WHAT THIS TASK INVOLVES :: Reproduce the records below in their entirety, character for character.

Records from a collection ::
--- begin ---

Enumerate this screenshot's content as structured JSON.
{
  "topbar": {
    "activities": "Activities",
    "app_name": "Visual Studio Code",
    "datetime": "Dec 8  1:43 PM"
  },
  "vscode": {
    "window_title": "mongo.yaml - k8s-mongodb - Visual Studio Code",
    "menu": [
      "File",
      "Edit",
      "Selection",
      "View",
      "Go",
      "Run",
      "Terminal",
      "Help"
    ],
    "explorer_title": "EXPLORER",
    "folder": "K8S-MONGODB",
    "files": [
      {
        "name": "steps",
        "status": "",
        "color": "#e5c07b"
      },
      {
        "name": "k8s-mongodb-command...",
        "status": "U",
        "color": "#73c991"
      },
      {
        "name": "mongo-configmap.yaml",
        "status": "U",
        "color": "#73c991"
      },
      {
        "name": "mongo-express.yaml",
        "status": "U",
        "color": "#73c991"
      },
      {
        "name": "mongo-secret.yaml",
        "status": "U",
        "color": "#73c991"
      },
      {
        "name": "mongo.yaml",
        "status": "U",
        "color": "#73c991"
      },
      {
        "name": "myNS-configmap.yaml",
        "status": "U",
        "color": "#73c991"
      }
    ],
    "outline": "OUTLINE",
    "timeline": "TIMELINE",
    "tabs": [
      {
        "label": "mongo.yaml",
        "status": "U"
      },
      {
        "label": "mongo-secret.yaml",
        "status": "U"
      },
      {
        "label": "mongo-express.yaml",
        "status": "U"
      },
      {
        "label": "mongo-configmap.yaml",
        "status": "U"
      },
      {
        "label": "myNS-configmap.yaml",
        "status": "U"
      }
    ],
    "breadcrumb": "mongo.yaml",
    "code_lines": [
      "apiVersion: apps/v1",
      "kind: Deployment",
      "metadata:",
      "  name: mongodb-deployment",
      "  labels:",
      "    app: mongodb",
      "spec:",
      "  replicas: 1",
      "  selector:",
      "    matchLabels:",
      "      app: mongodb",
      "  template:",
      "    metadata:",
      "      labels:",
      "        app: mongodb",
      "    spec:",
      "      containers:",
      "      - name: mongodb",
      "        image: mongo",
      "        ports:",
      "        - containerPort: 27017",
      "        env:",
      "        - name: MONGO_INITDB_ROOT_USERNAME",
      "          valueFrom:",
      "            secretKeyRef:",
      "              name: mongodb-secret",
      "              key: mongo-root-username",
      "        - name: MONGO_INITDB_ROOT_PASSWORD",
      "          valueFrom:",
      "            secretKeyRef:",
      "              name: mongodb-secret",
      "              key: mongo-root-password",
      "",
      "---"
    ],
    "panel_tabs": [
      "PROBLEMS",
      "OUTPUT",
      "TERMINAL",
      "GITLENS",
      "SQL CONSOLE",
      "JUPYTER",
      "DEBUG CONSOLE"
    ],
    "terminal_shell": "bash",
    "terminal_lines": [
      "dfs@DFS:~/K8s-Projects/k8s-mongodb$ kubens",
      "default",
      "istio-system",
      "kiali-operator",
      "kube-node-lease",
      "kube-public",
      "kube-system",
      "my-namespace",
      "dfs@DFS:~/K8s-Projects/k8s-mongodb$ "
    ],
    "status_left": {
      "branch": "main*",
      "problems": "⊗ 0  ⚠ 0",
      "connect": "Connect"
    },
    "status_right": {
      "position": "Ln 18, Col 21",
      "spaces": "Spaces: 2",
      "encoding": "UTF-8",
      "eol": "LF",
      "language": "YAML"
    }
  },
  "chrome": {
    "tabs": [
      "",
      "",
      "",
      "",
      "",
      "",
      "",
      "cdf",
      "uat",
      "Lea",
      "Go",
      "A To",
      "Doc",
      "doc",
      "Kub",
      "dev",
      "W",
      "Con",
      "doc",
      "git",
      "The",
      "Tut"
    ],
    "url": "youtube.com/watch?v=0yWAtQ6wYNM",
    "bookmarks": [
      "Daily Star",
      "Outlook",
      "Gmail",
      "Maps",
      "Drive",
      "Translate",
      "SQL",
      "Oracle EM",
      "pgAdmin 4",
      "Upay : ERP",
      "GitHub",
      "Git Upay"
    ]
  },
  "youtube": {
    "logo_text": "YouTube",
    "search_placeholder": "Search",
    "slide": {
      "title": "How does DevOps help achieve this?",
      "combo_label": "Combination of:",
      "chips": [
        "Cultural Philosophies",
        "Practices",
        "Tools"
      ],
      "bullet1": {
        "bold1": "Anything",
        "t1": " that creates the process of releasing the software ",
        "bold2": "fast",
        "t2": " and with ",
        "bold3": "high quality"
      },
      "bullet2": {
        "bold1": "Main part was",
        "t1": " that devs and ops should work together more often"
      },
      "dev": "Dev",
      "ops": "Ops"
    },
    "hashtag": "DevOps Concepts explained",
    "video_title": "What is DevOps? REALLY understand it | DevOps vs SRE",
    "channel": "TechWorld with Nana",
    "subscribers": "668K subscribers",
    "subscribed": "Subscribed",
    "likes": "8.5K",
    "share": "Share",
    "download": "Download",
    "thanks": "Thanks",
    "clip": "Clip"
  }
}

--- end ---

EXERCISE RESULT ::
Enumerate this screenshot's content as structured JSON.
{
  "topbar": {
    "activities": "Activities",
    "app_name": "Visual Studio Code",
    "datetime": "Dec 8  1:43 PM"
  },
  "vscode": {
    "window_title": "mongo.yaml - k8s-mongodb - Visual Studio Code",
    "menu": [
      "File",
      "Edit",
      "Selection",
      "View",
      "Go",
      "Run",
      "Terminal",
      "Help"
    ],
    "explorer_title": "EXPLORER",
    "folder": "K8S-MONGODB",
    "files": [
      {
        "name": "steps",
        "status": "",
        "color": "#e5c07b"
      },
      {
        "name": "k8s-mongodb-command...",
        "status": "U",
        "color": "#73c991"
      },
      {
        "name": "mongo-configmap.yaml",
        "status": "U",
        "color": "#73c991"
      },
      {
        "name": "mongo-express.yaml",
        "status": "U",
        "color": "#73c991"
      },
      {
        "name": "mongo-secret.yaml",
        "status": "U",
        "color": "#73c991"
      },
      {
        "name": "mongo.yaml",
        "status": "U",
        "color": "#73c991"
      },
      {
        "name": "myNS-configmap.yaml",
        "status": "U",
        "color": "#73c991"
      }
    ],
    "outline": "OUTLINE",
    "timeline": "TIMELINE",
    "tabs": [
      {
        "label": "mongo.yaml",
        "status": "U"
      },
      {
        "label": "mongo-secret.yaml",
        "status": "U"
      },
      {
        "label": "mongo-express.yaml",
        "status": "U"
      },
      {
        "label": "mongo-configmap.yaml",
        "status": "U"
      },
      {
        "label": "myNS-configmap.yaml",
        "status": "U"
      }
    ],
    "breadcrumb": "mongo.yaml",
    "code_lines": [
      "apiVersion: apps/v1",
      "kind: Deployment",
      "metadata:",
      "  name: mongodb-deployment",
      "  labels:",
      "    app: mongodb",
      "spec:",
      "  replicas: 1",
      "  selector:",
      "    matchLabels:",
      "      app: mongodb",
      "  template:",
      "    metadata:",
      "      labels:",
      "        app: mongodb",
      "    spec:",
      "      containers:",
      "      - name: mongodb",
      "        image: mongo",
      "        ports:",
      "        - containerPort: 27017",
      "        env:",
      "        - name: MONGO_INITDB_ROOT_USERNAME",
      "          valueFrom:",
      "            secretKeyRef:",
      "              name: mongodb-secret",
      "              key: mongo-root-username",
      "        - name: MONGO_INITDB_ROOT_PASSWORD",
      "          valueFrom:",
      "            secretKeyRef:",
      "              name: mongodb-secret",
      "              key: mongo-root-password",
      "",
      "---"
    ],
    "panel_tabs": [
      "PROBLEMS",
      "OUTPUT",
      "TERMINAL",
      "GITLENS",
      "SQL CONSOLE",
      "JUPYTER",
      "DEBUG CONSOLE"
    ],
    "terminal_shell": "bash",
    "terminal_lines": [
      "dfs@DFS:~/K8s-Projects/k8s-mongodb$ kubens",
      "default",
      "istio-system",
      "kiali-operator",
      "kube-node-lease",
      "kube-public",
      "kube-system",
      "my-namespace",
      "dfs@DFS:~/K8s-Projects/k8s-mongodb$ "
    ],
    "status_left": {
      "branch": "main*",
      "problems": "⊗ 0  ⚠ 0",
      "connect": "Connect"
    },
    "status_right": {
      "position": "Ln 18, Col 21",
      "spaces": "Spaces: 2",
      "encoding": "UTF-8",
      "eol": "LF",
      "language": "YAML"
    }
  },
  "chrome": {
    "tabs": [
      "",
      "",
      "",
      "",
      "",
      "",
      "",
      "cdf",
      "uat",
      "Lea",
      "Go",
      "A To",
      "Doc",
      "doc",
      "Kub",
      "dev",
      "W",
      "Con",
      "doc",
      "git",
      "The",
      "Tut"
    ],
    "url": "youtube.com/watch?v=0yWAtQ6wYNM",
    "bookmarks": [
      "Daily Star",
      "Outlook",
      "Gmail",
      "Maps",
      "Drive",
      "Translate",
      "SQL",
      "Oracle EM",
      "pgAdmin 4",
      "Upay : ERP",
      "GitHub",
      "Git Upay"
    ]
  },
  "youtube": {
    "logo_text": "YouTube",
    "search_placeholder": "Search",
    "slide": {
      "title": "How does DevOps help achieve this?",
      "combo_label": "Combination of:",
      "chips": [
        "Cultural Philosophies",
        "Practices",
        "Tools"
      ],
      "bullet1": {
        "bold1": "Anything",
        "t1": " that creates the process of releasing the software ",
        "bold2": "fast",
        "t2": " and with ",
        "bold3": "high quality"
      },
      "bullet2": {
        "bold1": "Main part was",
        "t1": " that devs and ops should work together more often"
      },
      "dev": "Dev",
      "ops": "Ops"
    },
    "hashtag": "DevOps Concepts explained",
    "video_title": "What is DevOps? REALLY understand it | DevOps vs SRE",
    "channel": "TechWorld with Nana",
    "subscribers": "668K subscribers",
    "subscribed": "Subscribed",
    "likes": "8.5K",
    "share": "Share",
    "download": "Download",
    "thanks": "Thanks",
    "clip": "Clip"
  }
}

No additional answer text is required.